* Begin MATERIAL PROVIDED *
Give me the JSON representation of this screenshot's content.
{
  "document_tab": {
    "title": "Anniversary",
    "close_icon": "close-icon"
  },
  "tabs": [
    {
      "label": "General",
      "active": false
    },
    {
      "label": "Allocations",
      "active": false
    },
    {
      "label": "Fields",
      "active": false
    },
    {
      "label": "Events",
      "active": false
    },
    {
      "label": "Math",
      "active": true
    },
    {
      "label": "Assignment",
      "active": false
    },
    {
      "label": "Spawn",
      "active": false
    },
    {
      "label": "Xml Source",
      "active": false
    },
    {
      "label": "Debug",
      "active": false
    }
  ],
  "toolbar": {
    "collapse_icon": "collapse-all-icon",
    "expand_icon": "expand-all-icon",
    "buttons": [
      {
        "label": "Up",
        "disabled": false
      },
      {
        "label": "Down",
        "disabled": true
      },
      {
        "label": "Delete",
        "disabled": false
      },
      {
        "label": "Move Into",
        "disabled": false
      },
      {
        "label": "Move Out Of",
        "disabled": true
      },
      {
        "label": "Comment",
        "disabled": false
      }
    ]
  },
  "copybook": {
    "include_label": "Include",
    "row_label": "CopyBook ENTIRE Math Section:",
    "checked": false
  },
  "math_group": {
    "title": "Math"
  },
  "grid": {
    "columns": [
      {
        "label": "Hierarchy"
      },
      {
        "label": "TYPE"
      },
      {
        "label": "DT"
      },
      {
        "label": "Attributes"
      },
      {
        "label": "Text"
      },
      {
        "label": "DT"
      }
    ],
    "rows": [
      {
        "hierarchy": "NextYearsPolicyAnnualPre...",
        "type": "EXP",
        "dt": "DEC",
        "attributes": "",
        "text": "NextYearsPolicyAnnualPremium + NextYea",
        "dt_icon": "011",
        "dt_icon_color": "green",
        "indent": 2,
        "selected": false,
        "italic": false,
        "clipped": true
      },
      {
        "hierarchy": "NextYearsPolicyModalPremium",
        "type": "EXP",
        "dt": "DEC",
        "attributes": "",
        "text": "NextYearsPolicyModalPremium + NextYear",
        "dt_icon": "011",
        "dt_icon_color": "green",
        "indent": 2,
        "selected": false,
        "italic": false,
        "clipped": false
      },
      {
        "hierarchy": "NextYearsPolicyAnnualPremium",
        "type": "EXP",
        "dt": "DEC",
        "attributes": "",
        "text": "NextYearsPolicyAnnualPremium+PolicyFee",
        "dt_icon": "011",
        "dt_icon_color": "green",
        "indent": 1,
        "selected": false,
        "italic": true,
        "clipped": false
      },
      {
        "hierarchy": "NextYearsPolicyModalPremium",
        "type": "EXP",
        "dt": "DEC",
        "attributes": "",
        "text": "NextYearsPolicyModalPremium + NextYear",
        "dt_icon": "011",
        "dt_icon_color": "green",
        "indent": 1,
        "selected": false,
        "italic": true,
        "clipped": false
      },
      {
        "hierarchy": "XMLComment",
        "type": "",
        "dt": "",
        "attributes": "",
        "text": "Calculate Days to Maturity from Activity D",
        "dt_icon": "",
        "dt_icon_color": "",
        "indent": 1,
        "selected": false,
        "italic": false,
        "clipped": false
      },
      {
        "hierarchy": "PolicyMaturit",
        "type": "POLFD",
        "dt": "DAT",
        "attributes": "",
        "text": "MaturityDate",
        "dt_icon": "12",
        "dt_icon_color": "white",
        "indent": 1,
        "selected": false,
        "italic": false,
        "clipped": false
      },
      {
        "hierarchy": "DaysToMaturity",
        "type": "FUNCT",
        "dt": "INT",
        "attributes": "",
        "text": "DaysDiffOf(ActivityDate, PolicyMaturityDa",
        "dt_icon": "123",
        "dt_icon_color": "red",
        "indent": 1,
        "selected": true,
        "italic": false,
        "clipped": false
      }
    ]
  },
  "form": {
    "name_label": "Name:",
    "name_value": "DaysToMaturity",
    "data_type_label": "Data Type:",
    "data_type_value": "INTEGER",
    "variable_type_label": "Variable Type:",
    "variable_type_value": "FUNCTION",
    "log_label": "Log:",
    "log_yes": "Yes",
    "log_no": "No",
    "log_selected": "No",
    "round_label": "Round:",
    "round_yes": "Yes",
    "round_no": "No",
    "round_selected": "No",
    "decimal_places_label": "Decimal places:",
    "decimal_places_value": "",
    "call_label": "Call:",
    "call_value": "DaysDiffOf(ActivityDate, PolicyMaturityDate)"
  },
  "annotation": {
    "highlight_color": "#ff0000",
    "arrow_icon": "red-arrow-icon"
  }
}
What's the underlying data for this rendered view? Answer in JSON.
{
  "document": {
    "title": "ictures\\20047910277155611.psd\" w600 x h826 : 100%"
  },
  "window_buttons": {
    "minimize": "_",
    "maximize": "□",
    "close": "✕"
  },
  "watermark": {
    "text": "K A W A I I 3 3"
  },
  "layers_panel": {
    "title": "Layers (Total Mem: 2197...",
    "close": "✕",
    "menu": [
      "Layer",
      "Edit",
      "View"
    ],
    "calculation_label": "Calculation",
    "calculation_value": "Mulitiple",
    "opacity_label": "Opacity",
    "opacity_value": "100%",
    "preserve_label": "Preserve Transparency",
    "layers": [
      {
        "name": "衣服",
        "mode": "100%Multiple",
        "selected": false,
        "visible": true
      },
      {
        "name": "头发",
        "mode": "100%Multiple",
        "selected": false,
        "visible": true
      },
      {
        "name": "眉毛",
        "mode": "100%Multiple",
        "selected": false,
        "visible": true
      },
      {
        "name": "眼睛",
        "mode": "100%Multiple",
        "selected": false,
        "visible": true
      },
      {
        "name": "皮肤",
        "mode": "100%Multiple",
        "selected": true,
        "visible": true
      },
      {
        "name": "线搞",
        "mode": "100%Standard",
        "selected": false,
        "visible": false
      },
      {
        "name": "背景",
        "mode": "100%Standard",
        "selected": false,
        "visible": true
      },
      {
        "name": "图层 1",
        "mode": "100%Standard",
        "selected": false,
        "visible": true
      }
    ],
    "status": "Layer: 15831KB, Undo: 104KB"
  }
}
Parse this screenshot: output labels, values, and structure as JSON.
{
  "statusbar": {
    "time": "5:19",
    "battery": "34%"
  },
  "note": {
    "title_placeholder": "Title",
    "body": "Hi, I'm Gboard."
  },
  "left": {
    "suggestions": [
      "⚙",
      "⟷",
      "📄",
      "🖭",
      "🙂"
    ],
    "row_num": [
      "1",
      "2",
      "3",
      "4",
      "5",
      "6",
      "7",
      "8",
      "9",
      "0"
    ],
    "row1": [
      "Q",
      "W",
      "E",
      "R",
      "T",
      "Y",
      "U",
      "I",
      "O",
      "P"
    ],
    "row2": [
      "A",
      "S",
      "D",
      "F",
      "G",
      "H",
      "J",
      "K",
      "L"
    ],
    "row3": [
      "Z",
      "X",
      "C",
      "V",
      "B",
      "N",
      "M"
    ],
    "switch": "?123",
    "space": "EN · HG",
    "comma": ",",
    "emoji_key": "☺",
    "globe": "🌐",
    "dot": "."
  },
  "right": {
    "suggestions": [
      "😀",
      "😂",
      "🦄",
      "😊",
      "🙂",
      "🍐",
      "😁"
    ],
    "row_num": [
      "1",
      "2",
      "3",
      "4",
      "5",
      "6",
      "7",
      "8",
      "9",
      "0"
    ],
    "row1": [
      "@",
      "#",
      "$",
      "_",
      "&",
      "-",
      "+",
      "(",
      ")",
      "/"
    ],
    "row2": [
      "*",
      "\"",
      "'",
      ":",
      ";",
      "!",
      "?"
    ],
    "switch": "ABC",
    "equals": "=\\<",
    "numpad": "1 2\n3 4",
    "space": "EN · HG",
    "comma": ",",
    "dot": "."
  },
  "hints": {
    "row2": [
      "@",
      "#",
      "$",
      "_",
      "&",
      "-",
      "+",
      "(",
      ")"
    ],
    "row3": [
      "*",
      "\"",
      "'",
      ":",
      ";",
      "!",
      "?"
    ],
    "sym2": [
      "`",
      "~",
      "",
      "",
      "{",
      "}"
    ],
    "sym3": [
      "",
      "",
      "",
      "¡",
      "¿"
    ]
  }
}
* End MATERIAL PROVIDED *
_TASK STATEMENT_
Scan the material above for the string "JSON" and return the lines that hold it.

_RESULT OF THIS EXERCISE_
Give me the JSON representation of this screenshot's content.
What's the underlying data for this rendered view? Answer in JSON.
Parse this screenshot: output labels, values, and structure as JSON.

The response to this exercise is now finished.